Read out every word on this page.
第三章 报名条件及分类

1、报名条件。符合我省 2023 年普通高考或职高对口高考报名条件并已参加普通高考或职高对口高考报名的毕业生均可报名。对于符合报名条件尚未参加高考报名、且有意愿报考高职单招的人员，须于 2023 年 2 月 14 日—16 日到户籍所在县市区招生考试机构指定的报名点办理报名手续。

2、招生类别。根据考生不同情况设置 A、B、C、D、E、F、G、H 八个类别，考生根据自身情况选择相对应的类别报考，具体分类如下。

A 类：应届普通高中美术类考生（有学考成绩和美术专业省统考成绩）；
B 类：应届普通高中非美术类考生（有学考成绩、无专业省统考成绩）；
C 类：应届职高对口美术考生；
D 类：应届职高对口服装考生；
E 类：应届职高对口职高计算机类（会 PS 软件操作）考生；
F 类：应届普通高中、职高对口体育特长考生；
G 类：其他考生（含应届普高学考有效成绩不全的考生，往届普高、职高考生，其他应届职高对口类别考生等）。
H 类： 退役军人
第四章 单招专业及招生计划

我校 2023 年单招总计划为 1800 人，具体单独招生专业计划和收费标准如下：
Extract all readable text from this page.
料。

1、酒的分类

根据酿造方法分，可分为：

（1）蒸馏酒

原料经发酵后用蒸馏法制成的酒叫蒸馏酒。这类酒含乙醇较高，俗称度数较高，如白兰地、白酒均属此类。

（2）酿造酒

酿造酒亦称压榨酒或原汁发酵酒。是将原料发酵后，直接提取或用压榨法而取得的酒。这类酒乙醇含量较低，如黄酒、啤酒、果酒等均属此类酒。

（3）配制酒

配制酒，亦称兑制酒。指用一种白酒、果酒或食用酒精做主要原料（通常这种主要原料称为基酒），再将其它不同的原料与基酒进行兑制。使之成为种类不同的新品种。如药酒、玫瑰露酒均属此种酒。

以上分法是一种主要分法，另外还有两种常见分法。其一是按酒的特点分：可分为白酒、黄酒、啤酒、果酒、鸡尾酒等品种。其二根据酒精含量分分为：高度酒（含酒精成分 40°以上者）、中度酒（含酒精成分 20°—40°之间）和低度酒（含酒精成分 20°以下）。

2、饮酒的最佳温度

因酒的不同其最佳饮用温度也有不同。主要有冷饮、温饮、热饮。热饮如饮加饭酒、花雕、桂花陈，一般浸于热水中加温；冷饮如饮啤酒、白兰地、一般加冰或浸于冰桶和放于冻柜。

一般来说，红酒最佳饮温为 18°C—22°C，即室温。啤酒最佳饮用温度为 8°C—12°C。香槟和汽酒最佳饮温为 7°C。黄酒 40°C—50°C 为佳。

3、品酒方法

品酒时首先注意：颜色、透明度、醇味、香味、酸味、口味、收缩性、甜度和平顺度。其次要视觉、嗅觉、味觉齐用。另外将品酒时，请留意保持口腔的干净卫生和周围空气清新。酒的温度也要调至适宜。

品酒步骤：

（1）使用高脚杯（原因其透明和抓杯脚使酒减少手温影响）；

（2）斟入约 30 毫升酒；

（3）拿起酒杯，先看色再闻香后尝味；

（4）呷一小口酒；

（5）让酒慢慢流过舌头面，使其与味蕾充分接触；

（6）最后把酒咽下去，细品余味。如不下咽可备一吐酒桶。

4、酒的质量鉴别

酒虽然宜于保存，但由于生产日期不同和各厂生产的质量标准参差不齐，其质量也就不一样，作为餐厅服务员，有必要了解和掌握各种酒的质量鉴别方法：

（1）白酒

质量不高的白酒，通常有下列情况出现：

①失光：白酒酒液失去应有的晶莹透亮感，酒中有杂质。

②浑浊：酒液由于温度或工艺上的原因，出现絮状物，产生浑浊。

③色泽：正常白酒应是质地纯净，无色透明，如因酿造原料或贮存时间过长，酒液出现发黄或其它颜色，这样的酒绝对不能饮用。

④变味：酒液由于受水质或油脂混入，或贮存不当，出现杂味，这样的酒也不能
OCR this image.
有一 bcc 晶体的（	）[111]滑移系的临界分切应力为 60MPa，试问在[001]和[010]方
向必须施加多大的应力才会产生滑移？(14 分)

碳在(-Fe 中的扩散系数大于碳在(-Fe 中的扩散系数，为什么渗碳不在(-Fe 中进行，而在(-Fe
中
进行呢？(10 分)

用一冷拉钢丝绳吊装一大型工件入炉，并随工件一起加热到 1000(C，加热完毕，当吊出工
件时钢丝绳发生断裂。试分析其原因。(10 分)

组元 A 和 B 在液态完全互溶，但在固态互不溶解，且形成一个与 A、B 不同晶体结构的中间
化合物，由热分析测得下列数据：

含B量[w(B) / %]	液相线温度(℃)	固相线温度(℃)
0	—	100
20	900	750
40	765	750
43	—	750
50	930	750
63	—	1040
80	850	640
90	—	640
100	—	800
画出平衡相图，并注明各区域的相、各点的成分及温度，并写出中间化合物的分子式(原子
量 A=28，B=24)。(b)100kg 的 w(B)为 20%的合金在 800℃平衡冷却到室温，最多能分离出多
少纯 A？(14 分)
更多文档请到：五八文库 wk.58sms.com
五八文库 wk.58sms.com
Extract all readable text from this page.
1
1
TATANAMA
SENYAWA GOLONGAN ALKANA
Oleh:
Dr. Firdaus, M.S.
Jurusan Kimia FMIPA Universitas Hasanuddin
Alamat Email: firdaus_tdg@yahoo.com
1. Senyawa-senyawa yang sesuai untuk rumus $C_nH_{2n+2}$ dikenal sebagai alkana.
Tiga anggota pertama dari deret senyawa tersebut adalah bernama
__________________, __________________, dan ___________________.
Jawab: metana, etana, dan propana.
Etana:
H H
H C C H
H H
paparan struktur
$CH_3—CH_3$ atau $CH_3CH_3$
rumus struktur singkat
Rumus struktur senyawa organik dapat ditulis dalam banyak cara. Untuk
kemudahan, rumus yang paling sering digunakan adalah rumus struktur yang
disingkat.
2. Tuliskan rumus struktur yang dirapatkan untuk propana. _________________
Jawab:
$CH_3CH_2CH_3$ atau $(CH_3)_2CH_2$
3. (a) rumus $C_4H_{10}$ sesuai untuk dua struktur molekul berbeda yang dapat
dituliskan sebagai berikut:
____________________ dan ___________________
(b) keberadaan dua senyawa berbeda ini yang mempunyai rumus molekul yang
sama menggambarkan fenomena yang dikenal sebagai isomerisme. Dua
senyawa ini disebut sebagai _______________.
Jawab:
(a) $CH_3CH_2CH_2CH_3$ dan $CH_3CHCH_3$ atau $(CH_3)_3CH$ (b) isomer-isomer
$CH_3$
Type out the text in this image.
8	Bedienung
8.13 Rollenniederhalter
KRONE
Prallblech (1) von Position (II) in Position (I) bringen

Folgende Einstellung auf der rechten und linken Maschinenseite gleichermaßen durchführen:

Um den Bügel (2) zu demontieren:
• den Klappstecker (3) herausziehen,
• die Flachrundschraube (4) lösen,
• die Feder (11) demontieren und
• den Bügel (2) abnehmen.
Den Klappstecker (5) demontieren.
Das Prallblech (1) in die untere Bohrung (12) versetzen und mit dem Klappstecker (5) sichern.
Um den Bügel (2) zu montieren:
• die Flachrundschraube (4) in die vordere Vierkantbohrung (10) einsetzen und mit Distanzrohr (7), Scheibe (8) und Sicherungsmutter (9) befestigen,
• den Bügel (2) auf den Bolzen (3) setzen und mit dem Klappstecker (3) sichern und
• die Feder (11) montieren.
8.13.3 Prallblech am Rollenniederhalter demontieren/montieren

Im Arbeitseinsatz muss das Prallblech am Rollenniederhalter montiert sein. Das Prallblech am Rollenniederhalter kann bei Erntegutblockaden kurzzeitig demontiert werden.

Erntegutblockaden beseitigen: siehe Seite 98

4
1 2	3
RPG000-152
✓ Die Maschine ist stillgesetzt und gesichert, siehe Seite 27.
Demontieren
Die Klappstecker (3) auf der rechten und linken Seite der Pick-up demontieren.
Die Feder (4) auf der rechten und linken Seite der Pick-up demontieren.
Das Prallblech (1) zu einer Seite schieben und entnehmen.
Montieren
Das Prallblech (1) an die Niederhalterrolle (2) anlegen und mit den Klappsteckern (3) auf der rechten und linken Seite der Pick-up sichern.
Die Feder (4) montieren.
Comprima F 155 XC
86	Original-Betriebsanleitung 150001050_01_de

#### What is expected:
Out of the records, collect only those lines that contain the string "linken".

#### Task output:
Folgende Einstellung auf der rechten und linken Maschinenseite gleichermaßen durchführen:
Die Klappstecker (3) auf der rechten und linken Seite der Pick-up demontieren.
Die Feder (4) auf der rechten und linken Seite der Pick-up demontieren.
Das Prallblech (1) an die Niederhalterrolle (2) anlegen und mit den Klappsteckern (3) auf der rechten und linken Seite der Pick-up sichern.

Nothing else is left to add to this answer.